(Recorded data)
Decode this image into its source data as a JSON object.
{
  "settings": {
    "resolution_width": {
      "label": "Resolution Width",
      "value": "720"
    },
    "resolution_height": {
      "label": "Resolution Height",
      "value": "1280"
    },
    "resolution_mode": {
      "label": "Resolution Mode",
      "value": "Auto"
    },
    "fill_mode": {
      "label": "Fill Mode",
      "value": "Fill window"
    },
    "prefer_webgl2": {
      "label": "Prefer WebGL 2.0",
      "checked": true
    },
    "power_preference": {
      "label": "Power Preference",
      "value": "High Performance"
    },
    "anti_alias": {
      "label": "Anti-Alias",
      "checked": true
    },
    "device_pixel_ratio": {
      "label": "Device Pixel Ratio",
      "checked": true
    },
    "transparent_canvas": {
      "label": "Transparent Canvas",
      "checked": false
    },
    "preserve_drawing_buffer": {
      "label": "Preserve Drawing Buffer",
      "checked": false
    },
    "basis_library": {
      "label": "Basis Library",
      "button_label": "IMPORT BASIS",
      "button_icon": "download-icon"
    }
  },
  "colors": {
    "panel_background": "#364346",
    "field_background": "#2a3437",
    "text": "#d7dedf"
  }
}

■ **WHAT THIS TASK INVOLVES**
Reproduce all of the entries word for word.

■ **RESPONSE TO THIS EXERCISE**
Decode this image into its source data as a JSON object.
{
  "settings": {
    "resolution_width": {
      "label": "Resolution Width",
      "value": "720"
    },
    "resolution_height": {
      "label": "Resolution Height",
      "value": "1280"
    },
    "resolution_mode": {
      "label": "Resolution Mode",
      "value": "Auto"
    },
    "fill_mode": {
      "label": "Fill Mode",
      "value": "Fill window"
    },
    "prefer_webgl2": {
      "label": "Prefer WebGL 2.0",
      "checked": true
    },
    "power_preference": {
      "label": "Power Preference",
      "value": "High Performance"
    },
    "anti_alias": {
      "label": "Anti-Alias",
      "checked": true
    },
    "device_pixel_ratio": {
      "label": "Device Pixel Ratio",
      "checked": true
    },
    "transparent_canvas": {
      "label": "Transparent Canvas",
      "checked": false
    },
    "preserve_drawing_buffer": {
      "label": "Preserve Drawing Buffer",
      "checked": false
    },
    "basis_library": {
      "label": "Basis Library",
      "button_label": "IMPORT BASIS",
      "button_icon": "download-icon"
    }
  },
  "colors": {
    "panel_background": "#364346",
    "field_background": "#2a3437",
    "text": "#d7dedf"
  }
}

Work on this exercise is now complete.